=== Source extract ===

# Not gone, just zombefide :D



## Ciddian (Mar 15, 2006)

I've been so quiet guys sorry!

I just started dayshift after 4 or so years of nights. Its the complete opposite of what i used to work.

Just getting used to things.  Be back to normal soon!


----------



## ameekplec. (May 1, 2008)

Good luck being back in the day light! Welcome back to the bright side


----------



## Katalyst (Jul 29, 2007)

I was wondering how the adjustment was going but didn't want to bug ya. How is the whole day shift thing going?

PS
Manchu Wok is calling! lol


----------



## Calmer (Mar 9, 2008)

I am not a morning person either so I sleep to noon.  Hopefully it will be an easy adjustment.


----------



## Tabatha (Dec 29, 2007)

Congratulations!!! You know the DRAS meetings start in September...


----------



## Ciddian (Mar 15, 2006)

My feet are killing me... LOL because of the shut down the first week back is hell. Not used to the standing for 9 and a half hours.

Forgot my shoes at the cottage and had to wear steal toes that had been too small. eee  But got some new ones today!

Work is okay  It goes very fast because i keep to myself majority of the time. Day shifters seemed to think i wouldnt work to fast... or need naps or somthing LOL. Cant swear as loud as I used to when stuff wasnt working but its all good 

Thanks guys ^^ 

LOL Kat! I hope you are doing well! I read about the house


----------



## I_dude (May 9, 2008)

I used to work night shift when I was in Uni.
I have to say there is a sort of calmness working at night that just dissappears when working days.

The one thing I got good at when workign night shift was finding fast food places that were open 24 hours 

Welcome back day walker


----------



## Ciddian (Mar 15, 2006)

LoL honestly.. I think Bob and I have gone out every day this week after work cause we can! 

There are lots of things I enjoyed about nights and will miss them but who says things wont change again. At least I still have a job and I am thankful


----------



## Tabatha (Dec 29, 2007)

Ciddian said:


> LoL honestly.. I think Bob and I have gone out every day this week after work cause we can!
> 
> There are lots of things I enjoyed about nights and will miss them but who says things wont change again. At least I still have a job and I am thankful



Yeah but think of all the positive things about working a regular day shift, like hanging out with friends  and not being too fried to even think!


----------



## Ciddian (Mar 15, 2006)

LOL yea... well dont forget I will always be a home body majority of the time. rofl day shift or not.

i'll be friendly more, promise.


----------

===

• [Short exercise 1]
Print the lines of the records from the one containing "gitee-logo-icon (39, 475, 75, 511)" down to the one containing "message-source-link[interactable]: [来自 Gitee", including both of those lines.
The shift-work thread and the records have nothing to do with each other.

=== Items ===

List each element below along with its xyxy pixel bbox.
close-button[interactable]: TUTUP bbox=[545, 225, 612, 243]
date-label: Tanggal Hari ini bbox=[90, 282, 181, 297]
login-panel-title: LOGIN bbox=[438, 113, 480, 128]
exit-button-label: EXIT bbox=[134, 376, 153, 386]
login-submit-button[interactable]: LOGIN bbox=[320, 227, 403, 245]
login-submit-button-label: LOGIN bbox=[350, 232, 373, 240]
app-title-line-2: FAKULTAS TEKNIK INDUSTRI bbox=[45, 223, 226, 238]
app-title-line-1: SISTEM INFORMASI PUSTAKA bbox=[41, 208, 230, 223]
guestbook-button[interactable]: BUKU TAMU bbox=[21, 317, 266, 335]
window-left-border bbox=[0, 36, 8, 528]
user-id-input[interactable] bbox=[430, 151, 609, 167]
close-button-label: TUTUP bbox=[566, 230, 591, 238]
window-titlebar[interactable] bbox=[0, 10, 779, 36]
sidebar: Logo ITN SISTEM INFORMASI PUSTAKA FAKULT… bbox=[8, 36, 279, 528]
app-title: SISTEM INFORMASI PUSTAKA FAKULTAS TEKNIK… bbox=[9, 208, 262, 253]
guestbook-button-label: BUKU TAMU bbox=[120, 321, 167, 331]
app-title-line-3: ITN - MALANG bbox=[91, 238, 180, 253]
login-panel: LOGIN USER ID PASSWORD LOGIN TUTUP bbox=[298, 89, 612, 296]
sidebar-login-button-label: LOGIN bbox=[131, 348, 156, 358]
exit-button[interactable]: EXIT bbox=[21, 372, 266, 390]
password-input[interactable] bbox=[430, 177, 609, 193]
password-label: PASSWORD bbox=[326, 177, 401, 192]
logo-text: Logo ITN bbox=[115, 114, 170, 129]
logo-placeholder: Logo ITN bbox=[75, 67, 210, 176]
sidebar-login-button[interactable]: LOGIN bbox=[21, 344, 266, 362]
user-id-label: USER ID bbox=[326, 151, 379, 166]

===
=== Items ===

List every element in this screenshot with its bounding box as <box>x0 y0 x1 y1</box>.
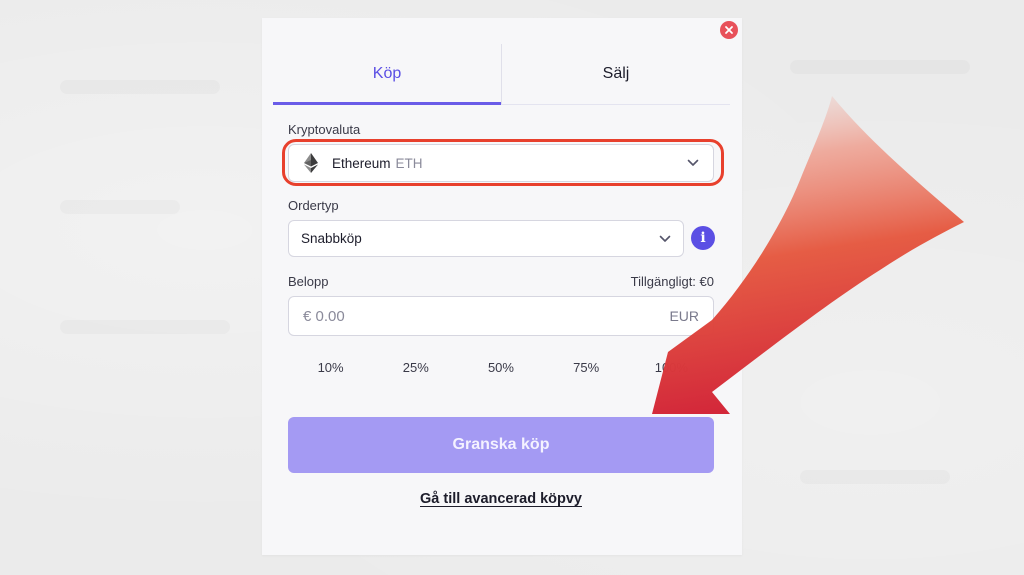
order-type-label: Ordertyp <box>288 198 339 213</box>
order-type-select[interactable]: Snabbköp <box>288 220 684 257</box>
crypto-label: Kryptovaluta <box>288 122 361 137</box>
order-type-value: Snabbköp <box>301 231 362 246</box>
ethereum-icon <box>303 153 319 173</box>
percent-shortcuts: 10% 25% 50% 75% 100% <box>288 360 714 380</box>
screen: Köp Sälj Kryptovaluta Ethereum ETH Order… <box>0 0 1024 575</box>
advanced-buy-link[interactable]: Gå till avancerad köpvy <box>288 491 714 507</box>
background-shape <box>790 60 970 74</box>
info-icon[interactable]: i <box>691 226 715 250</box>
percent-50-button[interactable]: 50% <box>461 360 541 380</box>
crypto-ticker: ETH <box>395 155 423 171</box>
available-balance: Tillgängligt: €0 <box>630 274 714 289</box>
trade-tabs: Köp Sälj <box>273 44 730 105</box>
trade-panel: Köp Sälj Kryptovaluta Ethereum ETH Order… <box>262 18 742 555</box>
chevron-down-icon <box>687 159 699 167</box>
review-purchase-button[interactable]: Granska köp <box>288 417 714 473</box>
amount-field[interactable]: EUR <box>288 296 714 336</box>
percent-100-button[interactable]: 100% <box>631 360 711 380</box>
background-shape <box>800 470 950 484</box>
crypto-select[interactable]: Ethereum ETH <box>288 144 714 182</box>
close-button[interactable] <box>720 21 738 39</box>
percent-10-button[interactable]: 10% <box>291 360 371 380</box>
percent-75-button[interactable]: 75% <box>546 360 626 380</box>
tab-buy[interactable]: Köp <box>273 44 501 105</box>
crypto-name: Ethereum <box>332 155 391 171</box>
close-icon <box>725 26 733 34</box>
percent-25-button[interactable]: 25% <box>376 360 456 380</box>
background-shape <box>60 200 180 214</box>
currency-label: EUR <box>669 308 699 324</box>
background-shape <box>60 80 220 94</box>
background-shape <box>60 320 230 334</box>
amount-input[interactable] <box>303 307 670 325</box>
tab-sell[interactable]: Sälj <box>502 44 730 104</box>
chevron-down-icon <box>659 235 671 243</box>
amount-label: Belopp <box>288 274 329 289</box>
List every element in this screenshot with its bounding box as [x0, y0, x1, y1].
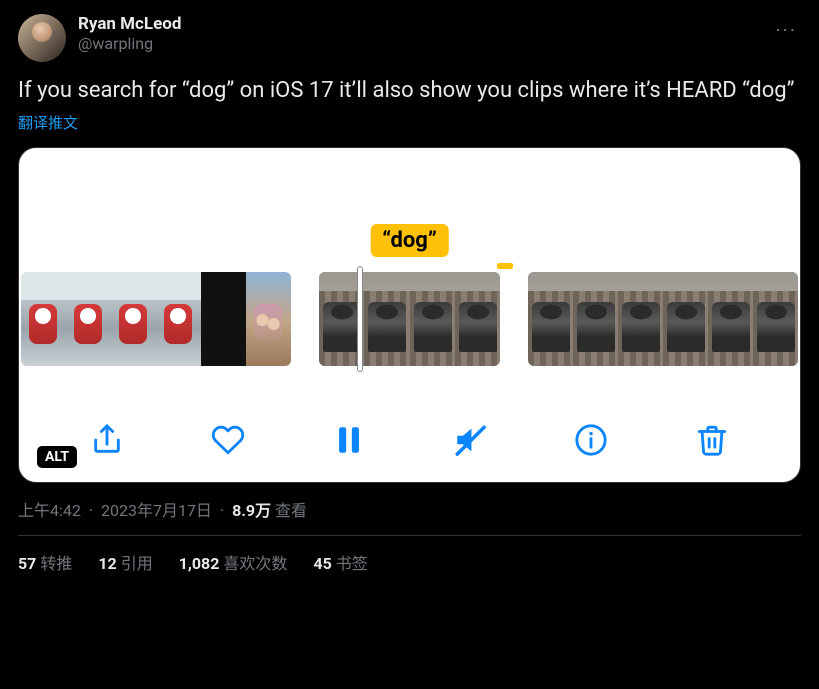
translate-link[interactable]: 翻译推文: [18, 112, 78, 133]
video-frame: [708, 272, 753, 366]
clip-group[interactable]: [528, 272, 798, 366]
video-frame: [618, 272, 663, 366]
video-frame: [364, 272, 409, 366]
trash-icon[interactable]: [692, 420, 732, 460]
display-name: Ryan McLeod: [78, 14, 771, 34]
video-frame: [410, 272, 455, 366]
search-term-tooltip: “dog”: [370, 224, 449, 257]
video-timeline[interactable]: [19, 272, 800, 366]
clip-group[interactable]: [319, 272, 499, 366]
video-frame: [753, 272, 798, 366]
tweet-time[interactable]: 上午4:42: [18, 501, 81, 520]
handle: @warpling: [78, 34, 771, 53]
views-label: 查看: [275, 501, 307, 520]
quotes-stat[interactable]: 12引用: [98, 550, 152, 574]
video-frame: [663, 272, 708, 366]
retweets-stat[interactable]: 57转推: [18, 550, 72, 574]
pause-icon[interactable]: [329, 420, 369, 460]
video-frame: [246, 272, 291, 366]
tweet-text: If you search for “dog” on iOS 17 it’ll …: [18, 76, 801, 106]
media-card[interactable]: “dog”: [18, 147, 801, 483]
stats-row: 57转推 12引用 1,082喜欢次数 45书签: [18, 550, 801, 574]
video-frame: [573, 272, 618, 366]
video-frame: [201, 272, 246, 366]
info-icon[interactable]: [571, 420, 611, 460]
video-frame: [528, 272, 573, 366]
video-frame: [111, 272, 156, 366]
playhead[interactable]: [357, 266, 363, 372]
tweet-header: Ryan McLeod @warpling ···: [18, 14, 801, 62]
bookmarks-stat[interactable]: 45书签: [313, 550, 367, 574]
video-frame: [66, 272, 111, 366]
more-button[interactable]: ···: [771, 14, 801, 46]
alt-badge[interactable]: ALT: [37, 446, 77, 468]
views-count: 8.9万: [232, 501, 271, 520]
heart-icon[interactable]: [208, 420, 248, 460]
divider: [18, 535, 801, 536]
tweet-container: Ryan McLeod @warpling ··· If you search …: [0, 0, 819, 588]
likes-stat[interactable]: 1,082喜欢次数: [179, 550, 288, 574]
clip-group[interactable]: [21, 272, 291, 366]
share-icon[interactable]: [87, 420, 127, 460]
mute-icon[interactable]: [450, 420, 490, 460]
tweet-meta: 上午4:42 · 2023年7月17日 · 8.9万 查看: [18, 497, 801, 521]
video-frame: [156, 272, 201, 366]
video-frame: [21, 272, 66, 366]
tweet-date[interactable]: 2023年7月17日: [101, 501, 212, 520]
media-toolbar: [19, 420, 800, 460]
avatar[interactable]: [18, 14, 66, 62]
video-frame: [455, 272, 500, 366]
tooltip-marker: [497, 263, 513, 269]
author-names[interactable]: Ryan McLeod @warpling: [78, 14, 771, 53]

===
=== Items ===

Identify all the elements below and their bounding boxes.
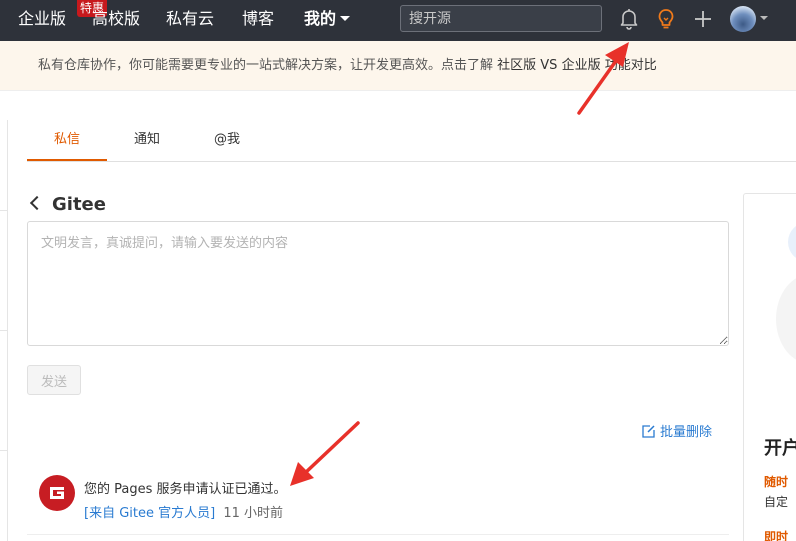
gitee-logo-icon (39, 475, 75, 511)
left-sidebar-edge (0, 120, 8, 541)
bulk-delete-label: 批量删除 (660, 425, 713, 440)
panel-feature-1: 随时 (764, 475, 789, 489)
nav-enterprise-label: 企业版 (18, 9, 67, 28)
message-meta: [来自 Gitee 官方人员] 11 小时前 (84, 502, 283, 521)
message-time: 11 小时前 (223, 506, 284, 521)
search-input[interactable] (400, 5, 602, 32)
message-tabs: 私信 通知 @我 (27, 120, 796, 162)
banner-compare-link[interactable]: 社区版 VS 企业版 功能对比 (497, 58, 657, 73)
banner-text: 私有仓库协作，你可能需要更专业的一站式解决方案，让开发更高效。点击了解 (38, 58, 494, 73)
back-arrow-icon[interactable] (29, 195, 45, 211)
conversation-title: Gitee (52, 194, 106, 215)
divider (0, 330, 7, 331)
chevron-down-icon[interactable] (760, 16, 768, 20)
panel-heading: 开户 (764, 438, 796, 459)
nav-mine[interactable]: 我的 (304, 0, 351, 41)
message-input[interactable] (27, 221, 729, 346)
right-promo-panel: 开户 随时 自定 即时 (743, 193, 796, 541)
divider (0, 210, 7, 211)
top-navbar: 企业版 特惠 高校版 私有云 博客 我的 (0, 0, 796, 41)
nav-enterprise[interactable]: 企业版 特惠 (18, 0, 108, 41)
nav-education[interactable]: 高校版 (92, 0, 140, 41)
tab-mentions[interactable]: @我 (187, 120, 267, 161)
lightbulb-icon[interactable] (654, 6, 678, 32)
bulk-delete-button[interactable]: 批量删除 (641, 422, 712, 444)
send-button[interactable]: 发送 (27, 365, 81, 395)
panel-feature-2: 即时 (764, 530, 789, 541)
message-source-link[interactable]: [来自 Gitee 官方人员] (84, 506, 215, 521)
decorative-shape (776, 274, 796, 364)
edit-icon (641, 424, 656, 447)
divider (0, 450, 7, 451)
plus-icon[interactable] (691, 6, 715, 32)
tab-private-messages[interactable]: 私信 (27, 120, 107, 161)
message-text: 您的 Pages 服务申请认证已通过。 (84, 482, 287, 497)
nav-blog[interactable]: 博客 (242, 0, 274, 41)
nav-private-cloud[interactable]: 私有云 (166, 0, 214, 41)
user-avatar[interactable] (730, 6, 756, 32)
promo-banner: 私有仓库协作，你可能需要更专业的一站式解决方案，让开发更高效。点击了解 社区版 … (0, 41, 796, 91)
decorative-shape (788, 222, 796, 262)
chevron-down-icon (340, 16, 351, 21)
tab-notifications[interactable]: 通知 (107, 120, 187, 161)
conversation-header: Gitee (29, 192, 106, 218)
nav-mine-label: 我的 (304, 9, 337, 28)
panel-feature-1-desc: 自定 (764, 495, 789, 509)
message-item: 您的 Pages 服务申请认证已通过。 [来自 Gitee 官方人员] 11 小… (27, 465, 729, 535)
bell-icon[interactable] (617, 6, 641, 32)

===

• [Short exercise 2]
From the shift-work thread, output everything from "I just started" down to "(May 1, 2008)", unchanged.

• [Full solution 1]
gitee-logo-icon (39, 475, 75, 511)
left-sidebar-edge (0, 120, 8, 541)
bulk-delete-label: 批量删除 (660, 425, 713, 440)
panel-feature-1: 随时 (764, 475, 789, 489)
nav-enterprise-label: 企业版 (18, 9, 67, 28)
message-meta: [来自 Gitee 官方人员] 11 小时前 (84, 502, 283, 521)
message-time: 11 小时前 (223, 506, 284, 521)
search-input[interactable] (400, 5, 602, 32)
message-tabs: 私信 通知 @我 (27, 120, 796, 162)
banner-compare-link[interactable]: 社区版 VS 企业版 功能对比 (497, 58, 657, 73)
banner-text: 私有仓库协作，你可能需要更专业的一站式解决方案，让开发更高效。点击了解 (38, 58, 494, 73)
back-arrow-icon[interactable] (29, 195, 45, 211)
conversation-title: Gitee (52, 194, 106, 215)
divider (0, 330, 7, 331)
chevron-down-icon[interactable] (760, 16, 768, 20)
panel-heading: 开户 (764, 438, 796, 459)
nav-mine[interactable]: 我的 (304, 0, 351, 41)
message-input[interactable] (27, 221, 729, 346)
right-promo-panel: 开户 随时 自定 即时 (743, 193, 796, 541)
divider (0, 210, 7, 211)
top-navbar: 企业版 特惠 高校版 私有云 博客 我的 (0, 0, 796, 41)
nav-enterprise[interactable]: 企业版 特惠 (18, 0, 108, 41)
nav-education[interactable]: 高校版 (92, 0, 140, 41)
tab-mentions[interactable]: @我 (187, 120, 267, 161)
lightbulb-icon[interactable] (654, 6, 678, 32)
bulk-delete-button[interactable]: 批量删除 (641, 422, 712, 444)
send-button[interactable]: 发送 (27, 365, 81, 395)
panel-feature-2: 即时 (764, 530, 789, 541)
message-source-link[interactable]: [来自 Gitee 官方人员] (84, 506, 215, 521)

• [Full solution 2]
I just started dayshift after 4 or so years of nights. Its the complete opposite of what i used to work.

Just getting used to things.  Be back to normal soon!


----------



## ameekplec. (May 1, 2008)